Records from a dataset:
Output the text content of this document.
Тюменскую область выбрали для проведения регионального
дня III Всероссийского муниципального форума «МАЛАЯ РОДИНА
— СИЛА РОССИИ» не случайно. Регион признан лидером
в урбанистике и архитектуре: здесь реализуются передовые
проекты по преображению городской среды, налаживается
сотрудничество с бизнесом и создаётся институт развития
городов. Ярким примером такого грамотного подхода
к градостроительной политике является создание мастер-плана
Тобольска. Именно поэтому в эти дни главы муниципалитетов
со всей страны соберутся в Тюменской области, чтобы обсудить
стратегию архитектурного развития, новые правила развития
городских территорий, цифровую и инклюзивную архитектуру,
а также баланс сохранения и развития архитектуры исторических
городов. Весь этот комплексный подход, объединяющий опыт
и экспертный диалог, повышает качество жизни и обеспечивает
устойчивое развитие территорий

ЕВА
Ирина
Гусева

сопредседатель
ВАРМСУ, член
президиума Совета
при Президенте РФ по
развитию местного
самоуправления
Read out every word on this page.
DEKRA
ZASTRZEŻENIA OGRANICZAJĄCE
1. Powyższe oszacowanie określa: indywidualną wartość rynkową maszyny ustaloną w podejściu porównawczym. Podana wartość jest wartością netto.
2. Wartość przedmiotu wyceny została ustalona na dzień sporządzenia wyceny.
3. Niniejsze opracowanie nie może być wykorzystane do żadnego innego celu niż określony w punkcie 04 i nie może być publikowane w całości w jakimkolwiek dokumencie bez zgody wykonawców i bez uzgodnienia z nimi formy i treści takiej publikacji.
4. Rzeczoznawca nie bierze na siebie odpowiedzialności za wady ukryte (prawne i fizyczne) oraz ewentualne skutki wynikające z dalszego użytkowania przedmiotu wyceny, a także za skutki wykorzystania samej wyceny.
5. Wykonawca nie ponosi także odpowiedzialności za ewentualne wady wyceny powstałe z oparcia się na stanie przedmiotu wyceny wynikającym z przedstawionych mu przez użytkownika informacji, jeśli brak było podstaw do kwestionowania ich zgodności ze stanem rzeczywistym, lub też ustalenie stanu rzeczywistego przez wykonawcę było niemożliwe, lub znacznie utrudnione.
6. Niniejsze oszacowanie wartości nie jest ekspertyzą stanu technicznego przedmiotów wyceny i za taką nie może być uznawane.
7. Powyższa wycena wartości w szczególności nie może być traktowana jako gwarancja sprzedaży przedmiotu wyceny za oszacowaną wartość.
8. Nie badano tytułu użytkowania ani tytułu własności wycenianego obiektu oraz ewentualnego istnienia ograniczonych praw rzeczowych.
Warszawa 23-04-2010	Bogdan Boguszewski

# Task description
Each line in the listing above that contains "jest" should be copied.

# Written answer
1. Powyższe oszacowanie określa: indywidualną wartość rynkową maszyny ustaloną w podejściu porównawczym. Podana wartość jest wartością netto.
6. Niniejsze oszacowanie wartości nie jest ekspertyzą stanu technicznego przedmiotów wyceny i za taką nie może być uznawane.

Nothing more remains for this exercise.